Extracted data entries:
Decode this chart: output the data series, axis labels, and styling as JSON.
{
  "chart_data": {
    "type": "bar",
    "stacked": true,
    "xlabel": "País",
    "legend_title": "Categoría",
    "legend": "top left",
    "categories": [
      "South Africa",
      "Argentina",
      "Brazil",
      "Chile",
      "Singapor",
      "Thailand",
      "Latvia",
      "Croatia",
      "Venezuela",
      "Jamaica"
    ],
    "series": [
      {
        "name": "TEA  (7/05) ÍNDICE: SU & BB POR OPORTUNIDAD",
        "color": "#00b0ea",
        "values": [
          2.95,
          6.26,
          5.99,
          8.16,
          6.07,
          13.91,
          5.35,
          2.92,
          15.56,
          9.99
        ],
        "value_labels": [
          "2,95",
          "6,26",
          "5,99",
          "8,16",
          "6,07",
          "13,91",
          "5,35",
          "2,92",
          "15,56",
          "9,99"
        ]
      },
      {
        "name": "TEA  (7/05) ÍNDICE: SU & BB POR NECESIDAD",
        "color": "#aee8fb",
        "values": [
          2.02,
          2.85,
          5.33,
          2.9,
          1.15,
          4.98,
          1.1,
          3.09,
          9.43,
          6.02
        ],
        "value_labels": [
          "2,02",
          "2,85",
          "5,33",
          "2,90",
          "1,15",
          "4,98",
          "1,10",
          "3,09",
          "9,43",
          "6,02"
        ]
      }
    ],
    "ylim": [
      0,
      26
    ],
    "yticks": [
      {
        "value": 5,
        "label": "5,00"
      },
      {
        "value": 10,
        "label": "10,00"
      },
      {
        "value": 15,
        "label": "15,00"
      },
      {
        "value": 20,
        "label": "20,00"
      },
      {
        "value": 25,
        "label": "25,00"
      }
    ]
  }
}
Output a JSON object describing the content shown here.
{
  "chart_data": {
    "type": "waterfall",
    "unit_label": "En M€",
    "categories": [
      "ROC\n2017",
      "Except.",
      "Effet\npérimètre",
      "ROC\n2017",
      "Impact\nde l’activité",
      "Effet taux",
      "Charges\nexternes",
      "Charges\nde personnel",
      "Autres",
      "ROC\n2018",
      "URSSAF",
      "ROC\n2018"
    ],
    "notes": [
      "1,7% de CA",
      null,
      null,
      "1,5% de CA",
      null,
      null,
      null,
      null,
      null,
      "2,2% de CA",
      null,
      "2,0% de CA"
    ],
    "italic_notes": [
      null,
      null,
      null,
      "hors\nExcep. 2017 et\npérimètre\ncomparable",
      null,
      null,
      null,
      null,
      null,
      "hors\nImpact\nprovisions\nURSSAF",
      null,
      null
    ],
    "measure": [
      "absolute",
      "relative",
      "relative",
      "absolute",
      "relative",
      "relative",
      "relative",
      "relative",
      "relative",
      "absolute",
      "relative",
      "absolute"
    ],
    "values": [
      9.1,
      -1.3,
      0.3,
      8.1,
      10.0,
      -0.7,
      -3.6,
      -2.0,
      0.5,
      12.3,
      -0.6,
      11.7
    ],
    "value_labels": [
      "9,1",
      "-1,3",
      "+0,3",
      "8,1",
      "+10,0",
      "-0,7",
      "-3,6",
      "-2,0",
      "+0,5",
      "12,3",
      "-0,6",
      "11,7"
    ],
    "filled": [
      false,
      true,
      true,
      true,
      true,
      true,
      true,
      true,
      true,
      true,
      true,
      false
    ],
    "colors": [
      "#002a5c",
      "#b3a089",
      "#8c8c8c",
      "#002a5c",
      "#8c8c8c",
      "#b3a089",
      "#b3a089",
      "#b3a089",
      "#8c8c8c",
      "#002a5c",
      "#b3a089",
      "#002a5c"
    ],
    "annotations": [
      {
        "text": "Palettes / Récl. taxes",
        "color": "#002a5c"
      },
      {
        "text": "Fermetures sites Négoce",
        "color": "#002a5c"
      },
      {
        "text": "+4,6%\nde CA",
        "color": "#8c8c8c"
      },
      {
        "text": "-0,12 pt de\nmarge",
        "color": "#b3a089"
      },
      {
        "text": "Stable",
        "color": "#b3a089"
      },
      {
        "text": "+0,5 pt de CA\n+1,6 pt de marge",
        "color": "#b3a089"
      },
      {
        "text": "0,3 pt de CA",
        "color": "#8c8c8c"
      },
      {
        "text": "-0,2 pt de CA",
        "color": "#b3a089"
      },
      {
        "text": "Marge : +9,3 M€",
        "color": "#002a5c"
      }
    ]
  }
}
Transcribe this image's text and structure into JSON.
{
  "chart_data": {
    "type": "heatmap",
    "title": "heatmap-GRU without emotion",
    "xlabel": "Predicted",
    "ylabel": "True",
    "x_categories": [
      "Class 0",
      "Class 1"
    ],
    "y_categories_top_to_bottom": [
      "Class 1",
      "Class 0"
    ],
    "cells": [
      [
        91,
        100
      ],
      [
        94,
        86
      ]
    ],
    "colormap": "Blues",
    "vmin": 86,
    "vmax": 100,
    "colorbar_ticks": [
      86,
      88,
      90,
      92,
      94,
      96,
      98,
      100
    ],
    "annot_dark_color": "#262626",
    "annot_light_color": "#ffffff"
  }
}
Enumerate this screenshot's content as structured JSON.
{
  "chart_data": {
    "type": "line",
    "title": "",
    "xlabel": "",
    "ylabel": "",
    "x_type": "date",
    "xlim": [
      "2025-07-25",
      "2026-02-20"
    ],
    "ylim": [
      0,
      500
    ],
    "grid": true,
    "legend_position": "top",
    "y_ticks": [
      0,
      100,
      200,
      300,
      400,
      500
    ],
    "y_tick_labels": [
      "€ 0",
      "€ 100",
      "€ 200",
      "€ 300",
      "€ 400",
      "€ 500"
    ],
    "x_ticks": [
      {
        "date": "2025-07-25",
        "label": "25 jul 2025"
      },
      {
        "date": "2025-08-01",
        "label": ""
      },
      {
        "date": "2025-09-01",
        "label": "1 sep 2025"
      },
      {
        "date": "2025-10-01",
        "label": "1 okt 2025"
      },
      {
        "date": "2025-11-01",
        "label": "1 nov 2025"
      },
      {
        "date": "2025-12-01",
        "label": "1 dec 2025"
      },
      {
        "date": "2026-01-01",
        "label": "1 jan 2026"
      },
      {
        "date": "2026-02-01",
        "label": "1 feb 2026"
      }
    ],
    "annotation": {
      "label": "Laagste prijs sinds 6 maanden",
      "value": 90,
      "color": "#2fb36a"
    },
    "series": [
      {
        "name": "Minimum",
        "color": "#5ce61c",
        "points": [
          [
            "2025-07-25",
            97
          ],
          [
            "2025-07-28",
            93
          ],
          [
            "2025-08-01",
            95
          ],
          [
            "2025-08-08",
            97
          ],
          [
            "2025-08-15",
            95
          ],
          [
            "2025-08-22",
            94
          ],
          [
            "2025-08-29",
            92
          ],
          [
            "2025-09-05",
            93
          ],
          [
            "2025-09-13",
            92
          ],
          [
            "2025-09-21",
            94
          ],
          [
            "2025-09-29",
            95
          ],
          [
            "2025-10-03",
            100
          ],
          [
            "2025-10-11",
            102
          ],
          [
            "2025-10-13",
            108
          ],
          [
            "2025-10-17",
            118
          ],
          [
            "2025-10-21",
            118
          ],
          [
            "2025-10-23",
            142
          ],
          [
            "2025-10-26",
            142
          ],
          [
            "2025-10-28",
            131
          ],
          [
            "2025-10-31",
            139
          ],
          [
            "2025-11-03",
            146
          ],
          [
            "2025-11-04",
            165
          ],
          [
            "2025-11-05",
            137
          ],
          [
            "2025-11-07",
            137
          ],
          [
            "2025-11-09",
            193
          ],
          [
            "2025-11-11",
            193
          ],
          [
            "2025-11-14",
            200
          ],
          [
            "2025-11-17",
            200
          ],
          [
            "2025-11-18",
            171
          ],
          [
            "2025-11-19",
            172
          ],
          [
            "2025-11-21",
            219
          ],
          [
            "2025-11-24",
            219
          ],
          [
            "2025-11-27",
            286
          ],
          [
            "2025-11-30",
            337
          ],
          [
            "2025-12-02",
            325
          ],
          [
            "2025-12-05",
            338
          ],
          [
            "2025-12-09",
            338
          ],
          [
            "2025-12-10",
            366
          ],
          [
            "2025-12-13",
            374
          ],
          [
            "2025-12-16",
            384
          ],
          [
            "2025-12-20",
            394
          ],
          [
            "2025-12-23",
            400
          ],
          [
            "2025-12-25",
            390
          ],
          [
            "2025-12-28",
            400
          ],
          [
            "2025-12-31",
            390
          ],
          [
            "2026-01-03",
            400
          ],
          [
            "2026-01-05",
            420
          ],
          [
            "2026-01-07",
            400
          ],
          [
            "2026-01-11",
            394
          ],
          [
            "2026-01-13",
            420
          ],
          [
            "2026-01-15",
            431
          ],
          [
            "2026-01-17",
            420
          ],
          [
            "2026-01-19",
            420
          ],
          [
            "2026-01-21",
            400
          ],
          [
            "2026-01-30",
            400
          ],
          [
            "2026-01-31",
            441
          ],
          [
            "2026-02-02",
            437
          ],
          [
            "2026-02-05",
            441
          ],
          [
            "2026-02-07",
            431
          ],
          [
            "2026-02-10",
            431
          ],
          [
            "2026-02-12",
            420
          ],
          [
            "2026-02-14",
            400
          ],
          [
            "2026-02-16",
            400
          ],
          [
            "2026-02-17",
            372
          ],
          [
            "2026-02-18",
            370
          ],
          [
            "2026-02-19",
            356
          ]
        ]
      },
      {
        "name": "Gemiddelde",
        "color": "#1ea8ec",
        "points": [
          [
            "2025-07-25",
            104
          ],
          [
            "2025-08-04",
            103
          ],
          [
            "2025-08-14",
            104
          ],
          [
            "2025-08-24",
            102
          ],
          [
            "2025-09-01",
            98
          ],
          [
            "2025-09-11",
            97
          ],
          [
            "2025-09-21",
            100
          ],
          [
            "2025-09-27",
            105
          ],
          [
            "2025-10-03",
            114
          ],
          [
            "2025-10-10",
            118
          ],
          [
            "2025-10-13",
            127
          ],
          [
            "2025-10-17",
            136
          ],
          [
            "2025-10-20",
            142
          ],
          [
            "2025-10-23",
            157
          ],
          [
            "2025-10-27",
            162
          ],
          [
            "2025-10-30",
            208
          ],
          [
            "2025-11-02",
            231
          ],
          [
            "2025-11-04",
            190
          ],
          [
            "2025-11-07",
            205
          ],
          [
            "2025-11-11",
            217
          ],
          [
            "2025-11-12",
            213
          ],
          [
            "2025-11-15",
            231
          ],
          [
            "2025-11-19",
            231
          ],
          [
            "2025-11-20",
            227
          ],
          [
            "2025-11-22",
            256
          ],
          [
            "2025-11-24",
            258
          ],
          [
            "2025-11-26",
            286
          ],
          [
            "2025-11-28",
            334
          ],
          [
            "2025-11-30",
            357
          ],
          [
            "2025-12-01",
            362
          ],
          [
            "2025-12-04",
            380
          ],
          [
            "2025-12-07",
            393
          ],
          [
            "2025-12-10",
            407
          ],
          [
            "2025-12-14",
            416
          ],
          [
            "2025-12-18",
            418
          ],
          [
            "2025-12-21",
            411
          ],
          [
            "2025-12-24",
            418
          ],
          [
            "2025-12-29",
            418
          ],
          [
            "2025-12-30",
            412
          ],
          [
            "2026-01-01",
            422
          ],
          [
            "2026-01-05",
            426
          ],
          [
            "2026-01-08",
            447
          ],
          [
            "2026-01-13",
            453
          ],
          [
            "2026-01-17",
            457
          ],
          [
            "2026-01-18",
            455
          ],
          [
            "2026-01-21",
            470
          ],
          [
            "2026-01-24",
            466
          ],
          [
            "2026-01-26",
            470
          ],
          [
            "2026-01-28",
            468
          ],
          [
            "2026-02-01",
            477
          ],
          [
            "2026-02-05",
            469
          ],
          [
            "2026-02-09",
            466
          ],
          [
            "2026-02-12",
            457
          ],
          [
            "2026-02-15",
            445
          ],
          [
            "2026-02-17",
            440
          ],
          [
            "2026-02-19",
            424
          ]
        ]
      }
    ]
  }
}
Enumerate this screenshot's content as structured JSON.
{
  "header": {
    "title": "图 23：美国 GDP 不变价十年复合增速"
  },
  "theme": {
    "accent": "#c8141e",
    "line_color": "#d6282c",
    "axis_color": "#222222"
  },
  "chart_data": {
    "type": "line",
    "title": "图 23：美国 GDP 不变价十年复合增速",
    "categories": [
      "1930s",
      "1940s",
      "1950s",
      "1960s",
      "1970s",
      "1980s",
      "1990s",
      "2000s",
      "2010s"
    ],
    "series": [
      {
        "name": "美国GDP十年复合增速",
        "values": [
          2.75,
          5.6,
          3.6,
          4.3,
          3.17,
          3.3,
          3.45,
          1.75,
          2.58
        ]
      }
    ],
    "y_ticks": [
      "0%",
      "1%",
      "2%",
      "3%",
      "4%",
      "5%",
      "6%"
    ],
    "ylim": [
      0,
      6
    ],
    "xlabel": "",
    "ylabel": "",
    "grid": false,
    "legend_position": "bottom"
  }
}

▶ [PROBLEM REQUIREMENTS] Find the string "JSON" in the listing and return every line that holds it.

▶ [CORRECT OUTPUT]
Decode this chart: output the data series, axis labels, and styling as JSON.
Output a JSON object describing the content shown here.
Transcribe this image's text and structure into JSON.
Enumerate this screenshot's content as structured JSON.
Enumerate this screenshot's content as structured JSON.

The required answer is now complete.